CHALLENGE:
Write out all the material exactly. Leave nothing out.

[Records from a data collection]
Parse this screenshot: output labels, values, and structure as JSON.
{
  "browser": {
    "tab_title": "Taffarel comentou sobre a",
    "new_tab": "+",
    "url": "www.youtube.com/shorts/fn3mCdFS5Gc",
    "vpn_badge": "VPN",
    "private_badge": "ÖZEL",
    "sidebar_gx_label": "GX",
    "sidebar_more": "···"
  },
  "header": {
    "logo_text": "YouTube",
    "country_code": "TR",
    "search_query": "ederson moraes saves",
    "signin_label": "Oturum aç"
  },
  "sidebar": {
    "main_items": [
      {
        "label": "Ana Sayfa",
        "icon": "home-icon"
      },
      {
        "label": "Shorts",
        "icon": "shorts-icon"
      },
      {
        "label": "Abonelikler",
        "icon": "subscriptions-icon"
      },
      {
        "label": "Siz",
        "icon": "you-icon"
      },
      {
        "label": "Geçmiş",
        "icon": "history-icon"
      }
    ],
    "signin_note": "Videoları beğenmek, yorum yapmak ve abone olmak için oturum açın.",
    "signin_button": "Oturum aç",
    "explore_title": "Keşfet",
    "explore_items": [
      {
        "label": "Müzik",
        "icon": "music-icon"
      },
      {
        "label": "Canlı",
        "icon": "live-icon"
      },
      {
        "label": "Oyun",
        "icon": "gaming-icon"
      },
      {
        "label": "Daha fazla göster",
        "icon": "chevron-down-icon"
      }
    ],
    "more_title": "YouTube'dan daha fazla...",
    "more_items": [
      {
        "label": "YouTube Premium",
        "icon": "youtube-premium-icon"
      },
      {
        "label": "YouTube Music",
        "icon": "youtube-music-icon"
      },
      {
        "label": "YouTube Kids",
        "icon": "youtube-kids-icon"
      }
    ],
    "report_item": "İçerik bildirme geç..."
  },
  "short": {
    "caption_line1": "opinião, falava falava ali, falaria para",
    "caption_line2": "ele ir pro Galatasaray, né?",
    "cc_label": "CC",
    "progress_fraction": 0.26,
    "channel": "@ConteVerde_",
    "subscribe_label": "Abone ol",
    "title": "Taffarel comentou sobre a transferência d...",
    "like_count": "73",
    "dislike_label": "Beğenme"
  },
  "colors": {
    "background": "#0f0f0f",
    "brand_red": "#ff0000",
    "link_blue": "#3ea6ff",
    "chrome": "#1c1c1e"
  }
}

RESULT BELOW:
Parse this screenshot: output labels, values, and structure as JSON.
{
  "browser": {
    "tab_title": "Taffarel comentou sobre a",
    "new_tab": "+",
    "url": "www.youtube.com/shorts/fn3mCdFS5Gc",
    "vpn_badge": "VPN",
    "private_badge": "ÖZEL",
    "sidebar_gx_label": "GX",
    "sidebar_more": "···"
  },
  "header": {
    "logo_text": "YouTube",
    "country_code": "TR",
    "search_query": "ederson moraes saves",
    "signin_label": "Oturum aç"
  },
  "sidebar": {
    "main_items": [
      {
        "label": "Ana Sayfa",
        "icon": "home-icon"
      },
      {
        "label": "Shorts",
        "icon": "shorts-icon"
      },
      {
        "label": "Abonelikler",
        "icon": "subscriptions-icon"
      },
      {
        "label": "Siz",
        "icon": "you-icon"
      },
      {
        "label": "Geçmiş",
        "icon": "history-icon"
      }
    ],
    "signin_note": "Videoları beğenmek, yorum yapmak ve abone olmak için oturum açın.",
    "signin_button": "Oturum aç",
    "explore_title": "Keşfet",
    "explore_items": [
      {
        "label": "Müzik",
        "icon": "music-icon"
      },
      {
        "label": "Canlı",
        "icon": "live-icon"
      },
      {
        "label": "Oyun",
        "icon": "gaming-icon"
      },
      {
        "label": "Daha fazla göster",
        "icon": "chevron-down-icon"
      }
    ],
    "more_title": "YouTube'dan daha fazla...",
    "more_items": [
      {
        "label": "YouTube Premium",
        "icon": "youtube-premium-icon"
      },
      {
        "label": "YouTube Music",
        "icon": "youtube-music-icon"
      },
      {
        "label": "YouTube Kids",
        "icon": "youtube-kids-icon"
      }
    ],
    "report_item": "İçerik bildirme geç..."
  },
  "short": {
    "caption_line1": "opinião, falava falava ali, falaria para",
    "caption_line2": "ele ir pro Galatasaray, né?",
    "cc_label": "CC",
    "progress_fraction": 0.26,
    "channel": "@ConteVerde_",
    "subscribe_label": "Abone ol",
    "title": "Taffarel comentou sobre a transferência d...",
    "like_count": "73",
    "dislike_label": "Beğenme"
  },
  "colors": {
    "background": "#0f0f0f",
    "brand_red": "#ff0000",
    "link_blue": "#3ea6ff",
    "chrome": "#1c1c1e"
  }
}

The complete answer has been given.